▶ **STATED GOAL**: Exactly how many lines have the word "color"? Answer with the bare number.

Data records
▼
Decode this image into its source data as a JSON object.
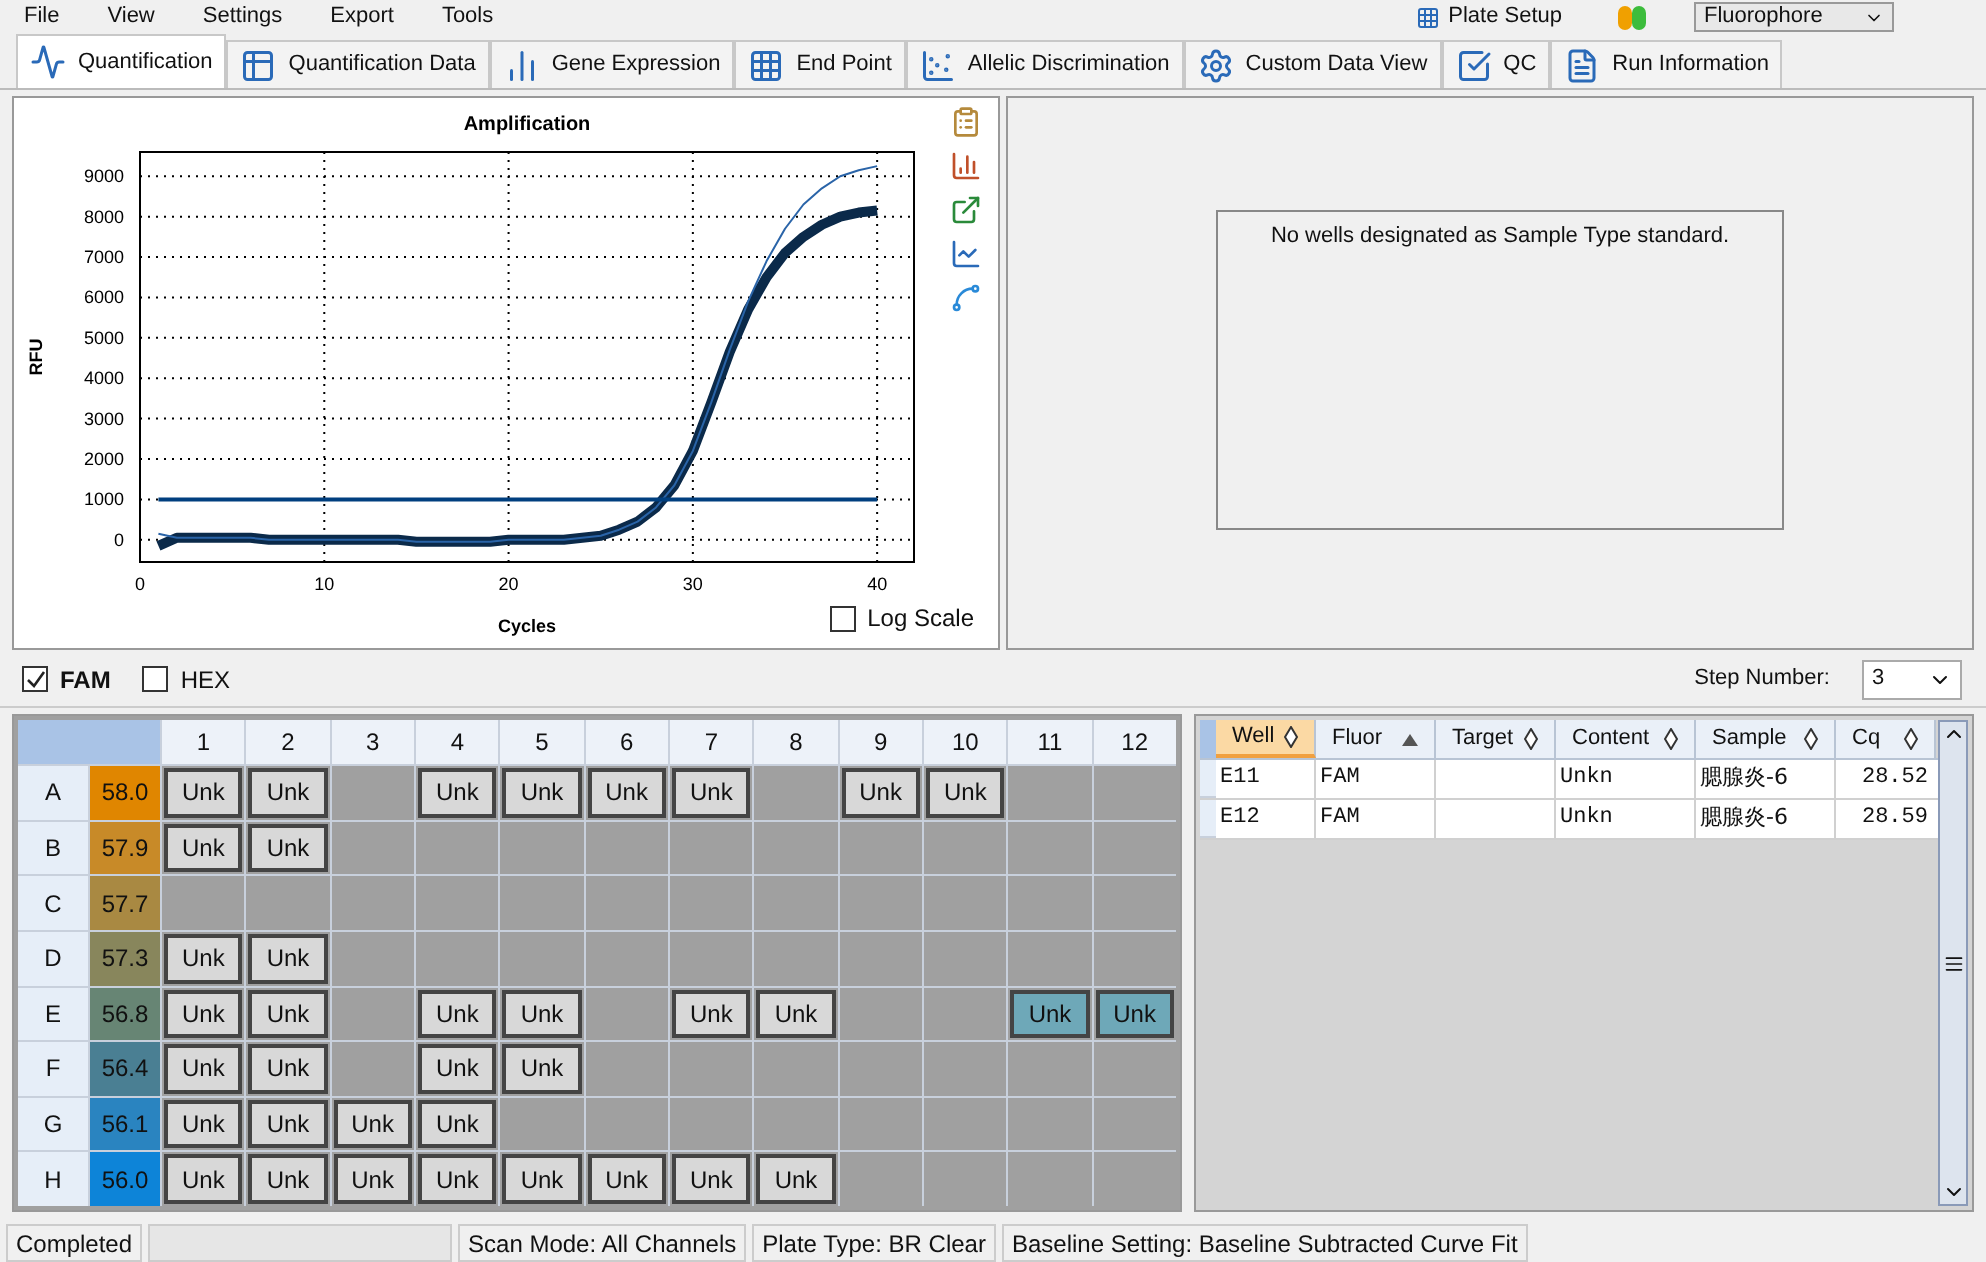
{
  "menu": {
    "items": [
      "File",
      "View",
      "Settings",
      "Export",
      "Tools"
    ],
    "plate_setup": "Plate Setup",
    "fluorophore": "Fluorophore"
  },
  "tabs": [
    {
      "label": "Quantification",
      "selected": true
    },
    {
      "label": "Quantification Data",
      "selected": false
    },
    {
      "label": "Gene Expression",
      "selected": false
    },
    {
      "label": "End Point",
      "selected": false
    },
    {
      "label": "Allelic Discrimination",
      "selected": false
    },
    {
      "label": "Custom Data View",
      "selected": false
    },
    {
      "label": "QC",
      "selected": false
    },
    {
      "label": "Run Information",
      "selected": false
    }
  ],
  "chart": {
    "log_scale": {
      "label": "Log Scale",
      "checked": false
    },
    "chart_data": {
      "type": "line",
      "title": "Amplification",
      "xlabel": "Cycles",
      "ylabel": "RFU",
      "grid": true,
      "xlim": [
        0,
        42
      ],
      "ylim": [
        -550,
        9600
      ],
      "xticks": [
        0,
        10,
        20,
        30,
        40
      ],
      "yticks": [
        0,
        1000,
        2000,
        3000,
        4000,
        5000,
        6000,
        7000,
        8000,
        9000
      ],
      "x": [
        1,
        2,
        3,
        4,
        5,
        6,
        7,
        8,
        9,
        10,
        11,
        12,
        13,
        14,
        15,
        16,
        17,
        18,
        19,
        20,
        21,
        22,
        23,
        24,
        25,
        26,
        27,
        28,
        29,
        30,
        31,
        32,
        33,
        34,
        35,
        36,
        37,
        38,
        39,
        40
      ],
      "series": [
        {
          "color": "#0b2a4a",
          "values": [
            -150,
            50,
            50,
            50,
            50,
            50,
            0,
            0,
            0,
            0,
            0,
            0,
            0,
            0,
            -50,
            -50,
            -50,
            -50,
            -50,
            0,
            0,
            0,
            0,
            50,
            100,
            250,
            450,
            800,
            1350,
            2200,
            3400,
            4650,
            5700,
            6500,
            7100,
            7500,
            7800,
            8000,
            8100,
            8150
          ]
        },
        {
          "color": "#2a64a8",
          "values": [
            150,
            50,
            50,
            50,
            50,
            50,
            0,
            0,
            0,
            0,
            0,
            0,
            0,
            0,
            -50,
            -50,
            -50,
            -50,
            -50,
            0,
            0,
            0,
            0,
            50,
            100,
            250,
            450,
            800,
            1350,
            2200,
            3400,
            4700,
            5900,
            6900,
            7700,
            8300,
            8700,
            9000,
            9150,
            9250
          ]
        },
        {
          "color": "#003f7f",
          "values": [
            1000,
            1000,
            1000,
            1000,
            1000,
            1000,
            1000,
            1000,
            1000,
            1000,
            1000,
            1000,
            1000,
            1000,
            1000,
            1000,
            1000,
            1000,
            1000,
            1000,
            1000,
            1000,
            1000,
            1000,
            1000,
            1000,
            1000,
            1000,
            1000,
            1000,
            1000,
            1000,
            1000,
            1000,
            1000,
            1000,
            1000,
            1000,
            1000,
            1000
          ]
        }
      ]
    }
  },
  "standard_curve": {
    "message": "No wells designated as Sample Type standard."
  },
  "fluors": [
    {
      "label": "FAM",
      "checked": true
    },
    {
      "label": "HEX",
      "checked": false
    }
  ],
  "step_number": {
    "label": "Step Number:",
    "value": "3"
  },
  "plate": {
    "columns": [
      "1",
      "2",
      "3",
      "4",
      "5",
      "6",
      "7",
      "8",
      "9",
      "10",
      "11",
      "12"
    ],
    "rows": [
      {
        "label": "A",
        "temp": "58.0",
        "color": "#e08600",
        "wells": [
          {
            "kind": "sample",
            "content": "Unk",
            "selected": false
          },
          {
            "kind": "sample",
            "content": "Unk",
            "selected": false
          },
          {
            "kind": "empty",
            "selected": false
          },
          {
            "kind": "sample",
            "content": "Unk",
            "selected": false
          },
          {
            "kind": "sample",
            "content": "Unk",
            "selected": false
          },
          {
            "kind": "sample",
            "content": "Unk",
            "selected": false
          },
          {
            "kind": "sample",
            "content": "Unk",
            "selected": false
          },
          {
            "kind": "empty",
            "selected": false
          },
          {
            "kind": "sample",
            "content": "Unk",
            "selected": false
          },
          {
            "kind": "sample",
            "content": "Unk",
            "selected": false
          },
          {
            "kind": "empty",
            "selected": false
          },
          {
            "kind": "empty",
            "selected": false
          }
        ]
      },
      {
        "label": "B",
        "temp": "57.9",
        "color": "#c88a28",
        "wells": [
          {
            "kind": "sample",
            "content": "Unk",
            "selected": false
          },
          {
            "kind": "sample",
            "content": "Unk",
            "selected": false
          },
          {
            "kind": "empty",
            "selected": false
          },
          {
            "kind": "empty",
            "selected": false
          },
          {
            "kind": "empty",
            "selected": false
          },
          {
            "kind": "empty",
            "selected": false
          },
          {
            "kind": "empty",
            "selected": false
          },
          {
            "kind": "empty",
            "selected": false
          },
          {
            "kind": "empty",
            "selected": false
          },
          {
            "kind": "empty",
            "selected": false
          },
          {
            "kind": "empty",
            "selected": false
          },
          {
            "kind": "empty",
            "selected": false
          }
        ]
      },
      {
        "label": "C",
        "temp": "57.7",
        "color": "#a98942",
        "wells": [
          {
            "kind": "empty",
            "selected": false
          },
          {
            "kind": "empty",
            "selected": false
          },
          {
            "kind": "empty",
            "selected": false
          },
          {
            "kind": "empty",
            "selected": false
          },
          {
            "kind": "empty",
            "selected": false
          },
          {
            "kind": "empty",
            "selected": false
          },
          {
            "kind": "empty",
            "selected": false
          },
          {
            "kind": "empty",
            "selected": false
          },
          {
            "kind": "empty",
            "selected": false
          },
          {
            "kind": "empty",
            "selected": false
          },
          {
            "kind": "empty",
            "selected": false
          },
          {
            "kind": "empty",
            "selected": false
          }
        ]
      },
      {
        "label": "D",
        "temp": "57.3",
        "color": "#88865c",
        "wells": [
          {
            "kind": "sample",
            "content": "Unk",
            "selected": false
          },
          {
            "kind": "sample",
            "content": "Unk",
            "selected": false
          },
          {
            "kind": "empty",
            "selected": false
          },
          {
            "kind": "empty",
            "selected": false
          },
          {
            "kind": "empty",
            "selected": false
          },
          {
            "kind": "empty",
            "selected": false
          },
          {
            "kind": "empty",
            "selected": false
          },
          {
            "kind": "empty",
            "selected": false
          },
          {
            "kind": "empty",
            "selected": false
          },
          {
            "kind": "empty",
            "selected": false
          },
          {
            "kind": "empty",
            "selected": false
          },
          {
            "kind": "empty",
            "selected": false
          }
        ]
      },
      {
        "label": "E",
        "temp": "56.8",
        "color": "#678574",
        "wells": [
          {
            "kind": "sample",
            "content": "Unk",
            "selected": false
          },
          {
            "kind": "sample",
            "content": "Unk",
            "selected": false
          },
          {
            "kind": "empty",
            "selected": false
          },
          {
            "kind": "sample",
            "content": "Unk",
            "selected": false
          },
          {
            "kind": "sample",
            "content": "Unk",
            "selected": false
          },
          {
            "kind": "empty",
            "selected": false
          },
          {
            "kind": "sample",
            "content": "Unk",
            "selected": false
          },
          {
            "kind": "sample",
            "content": "Unk",
            "selected": false
          },
          {
            "kind": "empty",
            "selected": false
          },
          {
            "kind": "empty",
            "selected": false
          },
          {
            "kind": "sample",
            "content": "Unk",
            "selected": true
          },
          {
            "kind": "sample",
            "content": "Unk",
            "selected": true
          }
        ]
      },
      {
        "label": "F",
        "temp": "56.4",
        "color": "#4a7f93",
        "wells": [
          {
            "kind": "sample",
            "content": "Unk",
            "selected": false
          },
          {
            "kind": "sample",
            "content": "Unk",
            "selected": false
          },
          {
            "kind": "empty",
            "selected": false
          },
          {
            "kind": "sample",
            "content": "Unk",
            "selected": false
          },
          {
            "kind": "sample",
            "content": "Unk",
            "selected": false
          },
          {
            "kind": "empty",
            "selected": false
          },
          {
            "kind": "empty",
            "selected": false
          },
          {
            "kind": "empty",
            "selected": false
          },
          {
            "kind": "empty",
            "selected": false
          },
          {
            "kind": "empty",
            "selected": false
          },
          {
            "kind": "empty",
            "selected": false
          },
          {
            "kind": "empty",
            "selected": false
          }
        ]
      },
      {
        "label": "G",
        "temp": "56.1",
        "color": "#2a84c0",
        "wells": [
          {
            "kind": "sample",
            "content": "Unk",
            "selected": false
          },
          {
            "kind": "sample",
            "content": "Unk",
            "selected": false
          },
          {
            "kind": "sample",
            "content": "Unk",
            "selected": false
          },
          {
            "kind": "sample",
            "content": "Unk",
            "selected": false
          },
          {
            "kind": "empty",
            "selected": false
          },
          {
            "kind": "empty",
            "selected": false
          },
          {
            "kind": "empty",
            "selected": false
          },
          {
            "kind": "empty",
            "selected": false
          },
          {
            "kind": "empty",
            "selected": false
          },
          {
            "kind": "empty",
            "selected": false
          },
          {
            "kind": "empty",
            "selected": false
          },
          {
            "kind": "empty",
            "selected": false
          }
        ]
      },
      {
        "label": "H",
        "temp": "56.0",
        "color": "#0d84d8",
        "wells": [
          {
            "kind": "sample",
            "content": "Unk",
            "selected": false
          },
          {
            "kind": "sample",
            "content": "Unk",
            "selected": false
          },
          {
            "kind": "sample",
            "content": "Unk",
            "selected": false
          },
          {
            "kind": "sample",
            "content": "Unk",
            "selected": false
          },
          {
            "kind": "sample",
            "content": "Unk",
            "selected": false
          },
          {
            "kind": "sample",
            "content": "Unk",
            "selected": false
          },
          {
            "kind": "sample",
            "content": "Unk",
            "selected": false
          },
          {
            "kind": "sample",
            "content": "Unk",
            "selected": false
          },
          {
            "kind": "empty",
            "selected": false
          },
          {
            "kind": "empty",
            "selected": false
          },
          {
            "kind": "empty",
            "selected": false
          },
          {
            "kind": "empty",
            "selected": false
          }
        ]
      }
    ]
  },
  "results": {
    "columns": [
      {
        "label": "Well",
        "selected": true,
        "sorted_ascending": false
      },
      {
        "label": "Fluor",
        "selected": false,
        "sorted_ascending": true
      },
      {
        "label": "Target",
        "selected": false,
        "sorted_ascending": false
      },
      {
        "label": "Content",
        "selected": false,
        "sorted_ascending": false
      },
      {
        "label": "Sample",
        "selected": false,
        "sorted_ascending": false
      },
      {
        "label": "Cq",
        "selected": false,
        "sorted_ascending": false
      }
    ],
    "rows": [
      {
        "well": "E11",
        "fluor": "FAM",
        "content": "Unkn",
        "sample": "腮腺炎-6",
        "cq": "28.52"
      },
      {
        "well": "E12",
        "fluor": "FAM",
        "content": "Unkn",
        "sample": "腮腺炎-6",
        "cq": "28.59"
      }
    ]
  },
  "status_bar": {
    "state": "Completed",
    "fields": [
      "Scan Mode: All Channels",
      "Plate Type: BR Clear",
      "Baseline Setting: Baseline Subtracted Curve Fit"
    ]
  }
}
▲
▶ **ANSWER BELOW**: 11